Data records
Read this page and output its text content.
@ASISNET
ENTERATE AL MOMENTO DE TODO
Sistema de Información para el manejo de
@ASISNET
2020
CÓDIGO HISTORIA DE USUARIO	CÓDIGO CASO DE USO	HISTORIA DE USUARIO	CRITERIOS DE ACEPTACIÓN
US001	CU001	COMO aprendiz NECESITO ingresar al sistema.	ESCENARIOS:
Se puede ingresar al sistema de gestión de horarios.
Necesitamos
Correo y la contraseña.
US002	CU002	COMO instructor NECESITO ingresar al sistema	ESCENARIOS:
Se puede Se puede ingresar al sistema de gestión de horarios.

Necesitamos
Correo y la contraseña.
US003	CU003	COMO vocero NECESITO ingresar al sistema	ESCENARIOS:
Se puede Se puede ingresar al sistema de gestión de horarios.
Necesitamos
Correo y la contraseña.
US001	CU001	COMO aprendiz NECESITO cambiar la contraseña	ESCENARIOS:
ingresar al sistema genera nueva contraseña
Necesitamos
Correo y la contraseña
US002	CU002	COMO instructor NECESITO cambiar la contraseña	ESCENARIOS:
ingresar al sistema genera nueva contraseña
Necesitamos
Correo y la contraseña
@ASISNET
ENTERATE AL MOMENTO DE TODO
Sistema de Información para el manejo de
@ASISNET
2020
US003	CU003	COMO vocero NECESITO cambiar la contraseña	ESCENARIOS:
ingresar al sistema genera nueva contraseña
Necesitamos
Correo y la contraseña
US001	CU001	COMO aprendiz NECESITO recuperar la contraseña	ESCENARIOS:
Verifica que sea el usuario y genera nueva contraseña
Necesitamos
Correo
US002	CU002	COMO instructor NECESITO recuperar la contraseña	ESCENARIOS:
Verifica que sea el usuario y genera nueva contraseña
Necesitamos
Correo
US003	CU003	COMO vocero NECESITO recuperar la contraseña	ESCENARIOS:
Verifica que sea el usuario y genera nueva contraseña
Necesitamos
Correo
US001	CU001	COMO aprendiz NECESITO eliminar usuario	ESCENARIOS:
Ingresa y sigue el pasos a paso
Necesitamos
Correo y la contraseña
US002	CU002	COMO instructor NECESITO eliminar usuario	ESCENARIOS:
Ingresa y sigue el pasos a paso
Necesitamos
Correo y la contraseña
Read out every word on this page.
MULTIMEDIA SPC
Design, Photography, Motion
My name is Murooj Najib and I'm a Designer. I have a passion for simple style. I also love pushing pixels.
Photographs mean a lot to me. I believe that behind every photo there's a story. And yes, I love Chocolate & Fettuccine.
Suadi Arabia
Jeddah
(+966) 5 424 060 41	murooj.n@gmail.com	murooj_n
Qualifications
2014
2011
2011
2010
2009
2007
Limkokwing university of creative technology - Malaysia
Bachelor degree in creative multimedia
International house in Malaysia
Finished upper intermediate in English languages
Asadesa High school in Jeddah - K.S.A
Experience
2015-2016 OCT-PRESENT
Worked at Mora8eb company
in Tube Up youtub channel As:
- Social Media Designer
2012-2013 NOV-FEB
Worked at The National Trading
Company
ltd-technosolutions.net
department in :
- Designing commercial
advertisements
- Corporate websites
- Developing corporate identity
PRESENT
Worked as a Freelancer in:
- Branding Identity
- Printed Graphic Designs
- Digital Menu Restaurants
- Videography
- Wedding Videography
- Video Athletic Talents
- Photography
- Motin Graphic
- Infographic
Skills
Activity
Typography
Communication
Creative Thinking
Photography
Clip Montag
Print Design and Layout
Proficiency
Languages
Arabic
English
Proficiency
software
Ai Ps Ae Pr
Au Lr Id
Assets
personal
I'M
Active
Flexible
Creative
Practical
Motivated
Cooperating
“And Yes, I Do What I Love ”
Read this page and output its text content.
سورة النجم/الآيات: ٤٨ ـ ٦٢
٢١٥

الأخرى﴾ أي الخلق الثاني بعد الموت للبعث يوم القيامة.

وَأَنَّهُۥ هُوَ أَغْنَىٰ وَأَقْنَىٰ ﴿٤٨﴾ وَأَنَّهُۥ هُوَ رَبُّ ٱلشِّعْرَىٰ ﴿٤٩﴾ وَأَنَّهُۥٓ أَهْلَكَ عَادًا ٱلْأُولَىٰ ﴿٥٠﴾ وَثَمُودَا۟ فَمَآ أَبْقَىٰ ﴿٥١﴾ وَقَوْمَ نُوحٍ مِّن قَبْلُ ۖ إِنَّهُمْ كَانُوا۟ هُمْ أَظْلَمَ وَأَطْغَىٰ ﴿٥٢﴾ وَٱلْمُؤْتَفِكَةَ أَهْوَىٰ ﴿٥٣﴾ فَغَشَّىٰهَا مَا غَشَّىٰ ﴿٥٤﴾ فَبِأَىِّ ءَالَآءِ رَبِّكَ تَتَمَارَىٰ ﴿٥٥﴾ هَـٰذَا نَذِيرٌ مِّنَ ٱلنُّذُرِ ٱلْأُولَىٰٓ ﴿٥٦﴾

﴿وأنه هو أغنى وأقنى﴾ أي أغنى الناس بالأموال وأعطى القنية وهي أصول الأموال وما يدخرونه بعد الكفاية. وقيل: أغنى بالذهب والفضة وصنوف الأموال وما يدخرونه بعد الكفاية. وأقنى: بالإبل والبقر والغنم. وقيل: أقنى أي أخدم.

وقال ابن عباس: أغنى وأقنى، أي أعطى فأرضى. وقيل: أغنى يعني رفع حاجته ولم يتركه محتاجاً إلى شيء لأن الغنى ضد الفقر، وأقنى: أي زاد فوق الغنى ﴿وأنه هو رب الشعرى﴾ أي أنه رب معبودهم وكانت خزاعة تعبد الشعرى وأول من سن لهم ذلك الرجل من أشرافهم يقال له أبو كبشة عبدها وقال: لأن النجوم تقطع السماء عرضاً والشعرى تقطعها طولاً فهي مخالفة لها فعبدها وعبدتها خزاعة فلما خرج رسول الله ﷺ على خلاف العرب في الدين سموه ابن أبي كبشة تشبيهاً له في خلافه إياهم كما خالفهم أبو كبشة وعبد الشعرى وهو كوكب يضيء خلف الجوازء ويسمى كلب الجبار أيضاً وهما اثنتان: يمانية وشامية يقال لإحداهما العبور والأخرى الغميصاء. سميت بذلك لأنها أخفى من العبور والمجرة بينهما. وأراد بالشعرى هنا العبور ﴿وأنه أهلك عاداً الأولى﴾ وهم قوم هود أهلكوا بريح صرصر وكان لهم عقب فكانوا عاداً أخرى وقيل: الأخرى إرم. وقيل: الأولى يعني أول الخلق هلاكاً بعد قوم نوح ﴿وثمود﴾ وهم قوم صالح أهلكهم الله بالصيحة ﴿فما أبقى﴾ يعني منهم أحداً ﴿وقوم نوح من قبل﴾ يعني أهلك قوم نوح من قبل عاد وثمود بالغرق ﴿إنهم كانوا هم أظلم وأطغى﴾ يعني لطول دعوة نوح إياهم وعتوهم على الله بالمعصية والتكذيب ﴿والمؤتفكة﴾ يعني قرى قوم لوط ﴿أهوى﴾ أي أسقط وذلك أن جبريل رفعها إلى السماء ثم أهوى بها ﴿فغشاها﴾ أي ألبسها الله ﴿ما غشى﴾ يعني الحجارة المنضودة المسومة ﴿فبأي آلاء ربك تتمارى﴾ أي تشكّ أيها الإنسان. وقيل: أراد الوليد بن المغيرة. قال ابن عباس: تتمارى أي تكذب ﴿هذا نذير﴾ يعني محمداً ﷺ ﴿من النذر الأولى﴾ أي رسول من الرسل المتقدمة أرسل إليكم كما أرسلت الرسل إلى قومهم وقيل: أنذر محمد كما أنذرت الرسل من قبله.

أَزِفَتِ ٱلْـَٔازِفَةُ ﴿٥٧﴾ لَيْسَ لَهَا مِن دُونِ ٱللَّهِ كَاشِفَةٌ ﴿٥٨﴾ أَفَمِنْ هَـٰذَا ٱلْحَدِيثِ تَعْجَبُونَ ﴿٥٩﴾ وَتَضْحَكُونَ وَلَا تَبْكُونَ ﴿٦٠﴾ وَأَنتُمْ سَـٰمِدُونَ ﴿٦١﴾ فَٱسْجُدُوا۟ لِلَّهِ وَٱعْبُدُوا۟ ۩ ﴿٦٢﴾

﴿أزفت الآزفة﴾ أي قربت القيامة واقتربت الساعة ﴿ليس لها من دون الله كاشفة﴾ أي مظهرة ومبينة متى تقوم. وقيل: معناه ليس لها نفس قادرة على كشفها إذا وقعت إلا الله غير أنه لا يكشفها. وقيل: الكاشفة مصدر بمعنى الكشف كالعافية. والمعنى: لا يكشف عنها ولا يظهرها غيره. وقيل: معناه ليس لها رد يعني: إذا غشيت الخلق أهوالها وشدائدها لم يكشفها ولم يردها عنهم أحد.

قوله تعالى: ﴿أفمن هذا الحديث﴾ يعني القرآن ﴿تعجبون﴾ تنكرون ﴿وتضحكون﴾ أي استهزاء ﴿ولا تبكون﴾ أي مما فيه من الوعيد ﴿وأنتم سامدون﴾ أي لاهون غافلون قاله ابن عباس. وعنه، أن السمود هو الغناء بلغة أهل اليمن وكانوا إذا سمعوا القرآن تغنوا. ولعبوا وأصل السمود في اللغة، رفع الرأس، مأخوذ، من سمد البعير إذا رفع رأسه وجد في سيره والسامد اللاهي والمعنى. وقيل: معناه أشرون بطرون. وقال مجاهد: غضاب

_WHAT THE TASK REQUIRES:_ Looking at the material above, count the lines that hold "English" and give the total alone.

_FINAL RESULT:_ 2